── Text extract
He became a professional soldier in 1924 during the Weimar Republic and served in a number of administrative posts in the interwar period and the Second World War. He became a captain in the late 1930s and a major around 1942, and was promoted to colonel near the end of the war. He eventually served as a staff officer on the general staff of Army Group F in the Balkans and in the Foreign Armies East military intelligence organization, which focused on analyzing the Soviet Union and other East European states. He received the German Cross in Gold and the Iron Cross First Class and Second Class. At the end of the war he initially became an American prisoner of war, but was later transferred to British control. He was never a member of any political party; political activities were forbidden for members of the military, a policy dating back to the establishment of the Weimar Republic and that was enforced until 1944.
────
── Data extract
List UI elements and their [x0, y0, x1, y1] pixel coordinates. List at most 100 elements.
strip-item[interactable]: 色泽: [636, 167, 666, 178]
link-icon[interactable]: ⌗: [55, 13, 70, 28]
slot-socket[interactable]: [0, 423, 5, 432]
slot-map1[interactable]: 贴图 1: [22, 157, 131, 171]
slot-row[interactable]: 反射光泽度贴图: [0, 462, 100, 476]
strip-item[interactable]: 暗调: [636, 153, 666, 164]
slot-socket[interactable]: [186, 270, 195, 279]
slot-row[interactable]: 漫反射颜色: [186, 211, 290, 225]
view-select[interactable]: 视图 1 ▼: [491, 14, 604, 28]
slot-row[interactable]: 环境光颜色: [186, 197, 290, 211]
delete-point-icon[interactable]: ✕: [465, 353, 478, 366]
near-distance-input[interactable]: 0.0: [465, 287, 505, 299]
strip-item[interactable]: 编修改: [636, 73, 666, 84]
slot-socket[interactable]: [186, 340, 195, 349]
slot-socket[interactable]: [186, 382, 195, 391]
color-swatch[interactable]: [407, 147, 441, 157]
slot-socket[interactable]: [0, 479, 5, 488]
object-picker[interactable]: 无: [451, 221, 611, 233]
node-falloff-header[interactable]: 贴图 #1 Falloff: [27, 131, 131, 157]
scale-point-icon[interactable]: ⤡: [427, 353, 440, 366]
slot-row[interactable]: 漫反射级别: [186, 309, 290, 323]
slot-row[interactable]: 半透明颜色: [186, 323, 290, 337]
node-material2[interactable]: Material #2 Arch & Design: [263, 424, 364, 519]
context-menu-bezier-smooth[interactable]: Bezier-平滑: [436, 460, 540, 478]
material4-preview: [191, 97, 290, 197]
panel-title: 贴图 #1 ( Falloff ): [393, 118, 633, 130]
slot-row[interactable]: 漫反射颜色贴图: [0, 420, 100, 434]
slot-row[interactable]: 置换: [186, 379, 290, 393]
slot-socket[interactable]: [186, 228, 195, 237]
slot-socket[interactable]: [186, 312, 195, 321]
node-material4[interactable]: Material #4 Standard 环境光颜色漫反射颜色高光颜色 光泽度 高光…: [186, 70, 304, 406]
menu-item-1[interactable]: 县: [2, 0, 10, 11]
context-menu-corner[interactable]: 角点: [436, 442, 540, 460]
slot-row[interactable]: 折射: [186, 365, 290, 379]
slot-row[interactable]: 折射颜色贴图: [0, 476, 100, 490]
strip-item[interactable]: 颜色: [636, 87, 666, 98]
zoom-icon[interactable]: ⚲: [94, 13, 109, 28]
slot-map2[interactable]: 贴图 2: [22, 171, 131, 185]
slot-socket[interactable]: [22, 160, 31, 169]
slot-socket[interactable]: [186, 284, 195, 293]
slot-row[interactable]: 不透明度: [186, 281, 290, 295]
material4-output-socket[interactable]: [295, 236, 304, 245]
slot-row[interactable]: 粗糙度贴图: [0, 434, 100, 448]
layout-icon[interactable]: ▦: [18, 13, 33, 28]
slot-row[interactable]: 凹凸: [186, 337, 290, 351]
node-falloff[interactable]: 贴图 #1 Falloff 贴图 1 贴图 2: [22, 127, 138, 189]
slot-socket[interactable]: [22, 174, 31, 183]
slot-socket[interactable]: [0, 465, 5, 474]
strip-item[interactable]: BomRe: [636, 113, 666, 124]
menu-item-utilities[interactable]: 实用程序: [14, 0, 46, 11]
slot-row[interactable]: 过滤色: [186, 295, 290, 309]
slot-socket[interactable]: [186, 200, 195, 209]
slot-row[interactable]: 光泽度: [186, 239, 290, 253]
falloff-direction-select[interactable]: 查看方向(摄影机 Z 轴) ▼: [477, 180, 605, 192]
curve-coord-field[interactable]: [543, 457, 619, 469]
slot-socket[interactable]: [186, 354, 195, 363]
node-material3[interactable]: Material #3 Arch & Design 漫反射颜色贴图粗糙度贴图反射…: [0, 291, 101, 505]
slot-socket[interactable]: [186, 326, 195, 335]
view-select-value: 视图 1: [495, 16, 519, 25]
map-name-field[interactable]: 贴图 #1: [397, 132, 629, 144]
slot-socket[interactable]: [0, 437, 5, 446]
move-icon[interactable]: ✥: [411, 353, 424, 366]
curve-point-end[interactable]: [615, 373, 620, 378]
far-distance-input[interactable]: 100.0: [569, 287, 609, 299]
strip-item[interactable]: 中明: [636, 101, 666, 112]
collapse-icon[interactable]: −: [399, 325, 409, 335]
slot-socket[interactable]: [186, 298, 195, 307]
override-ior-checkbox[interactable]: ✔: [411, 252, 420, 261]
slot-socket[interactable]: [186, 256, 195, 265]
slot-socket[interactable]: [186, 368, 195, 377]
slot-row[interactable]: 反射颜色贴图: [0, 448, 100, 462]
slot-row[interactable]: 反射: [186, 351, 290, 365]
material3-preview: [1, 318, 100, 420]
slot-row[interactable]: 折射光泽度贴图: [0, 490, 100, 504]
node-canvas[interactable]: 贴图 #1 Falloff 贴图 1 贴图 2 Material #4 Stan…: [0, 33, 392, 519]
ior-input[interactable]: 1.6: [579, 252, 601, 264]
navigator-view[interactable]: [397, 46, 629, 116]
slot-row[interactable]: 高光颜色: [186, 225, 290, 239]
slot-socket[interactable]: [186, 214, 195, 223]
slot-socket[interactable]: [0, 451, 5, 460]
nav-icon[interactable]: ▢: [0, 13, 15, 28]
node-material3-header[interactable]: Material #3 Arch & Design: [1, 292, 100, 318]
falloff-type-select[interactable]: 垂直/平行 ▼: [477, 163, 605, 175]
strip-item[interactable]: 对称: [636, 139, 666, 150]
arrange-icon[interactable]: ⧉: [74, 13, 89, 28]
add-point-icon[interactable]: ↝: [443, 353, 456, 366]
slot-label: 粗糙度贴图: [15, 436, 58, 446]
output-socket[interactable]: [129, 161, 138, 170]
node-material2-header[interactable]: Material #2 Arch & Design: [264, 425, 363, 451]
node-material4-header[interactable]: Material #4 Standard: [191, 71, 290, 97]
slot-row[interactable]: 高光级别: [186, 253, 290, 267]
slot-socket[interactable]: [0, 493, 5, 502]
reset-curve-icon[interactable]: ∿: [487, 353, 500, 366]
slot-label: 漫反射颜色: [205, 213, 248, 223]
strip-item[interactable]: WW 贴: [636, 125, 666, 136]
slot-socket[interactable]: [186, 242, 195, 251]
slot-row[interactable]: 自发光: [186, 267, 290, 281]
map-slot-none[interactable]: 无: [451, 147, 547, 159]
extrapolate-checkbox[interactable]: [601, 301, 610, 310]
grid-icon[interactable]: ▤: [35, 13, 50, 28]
────
_Exercise requirements_.
1. From the military biography, list every military rank the officer is said to have held.
2. According to the military biography, in what year did he become a professional soldier?

_Solutions by task_.
1. captain, major, colonel

2. 1924